__Entries provided__.
** START **
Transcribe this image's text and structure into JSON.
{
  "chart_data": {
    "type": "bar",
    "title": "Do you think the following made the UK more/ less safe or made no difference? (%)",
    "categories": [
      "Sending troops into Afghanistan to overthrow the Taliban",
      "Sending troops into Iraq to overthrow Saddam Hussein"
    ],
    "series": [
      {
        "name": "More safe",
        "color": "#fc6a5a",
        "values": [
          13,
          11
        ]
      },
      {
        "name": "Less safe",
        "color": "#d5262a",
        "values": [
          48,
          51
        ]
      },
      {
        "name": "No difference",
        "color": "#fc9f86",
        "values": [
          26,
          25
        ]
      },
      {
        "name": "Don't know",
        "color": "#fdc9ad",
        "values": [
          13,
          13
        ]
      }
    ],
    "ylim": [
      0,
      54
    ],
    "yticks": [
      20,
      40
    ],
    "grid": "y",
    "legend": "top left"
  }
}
** END **
__Task description__. Each entry above is to be quoted exactly.

__Written response__.
Transcribe this image's text and structure into JSON.
{
  "chart_data": {
    "type": "bar",
    "title": "Do you think the following made the UK more/ less safe or made no difference? (%)",
    "categories": [
      "Sending troops into Afghanistan to overthrow the Taliban",
      "Sending troops into Iraq to overthrow Saddam Hussein"
    ],
    "series": [
      {
        "name": "More safe",
        "color": "#fc6a5a",
        "values": [
          13,
          11
        ]
      },
      {
        "name": "Less safe",
        "color": "#d5262a",
        "values": [
          48,
          51
        ]
      },
      {
        "name": "No difference",
        "color": "#fc9f86",
        "values": [
          26,
          25
        ]
      },
      {
        "name": "Don't know",
        "color": "#fdc9ad",
        "values": [
          13,
          13
        ]
      }
    ],
    "ylim": [
      0,
      54
    ],
    "yticks": [
      20,
      40
    ],
    "grid": "y",
    "legend": "top left"
  }
}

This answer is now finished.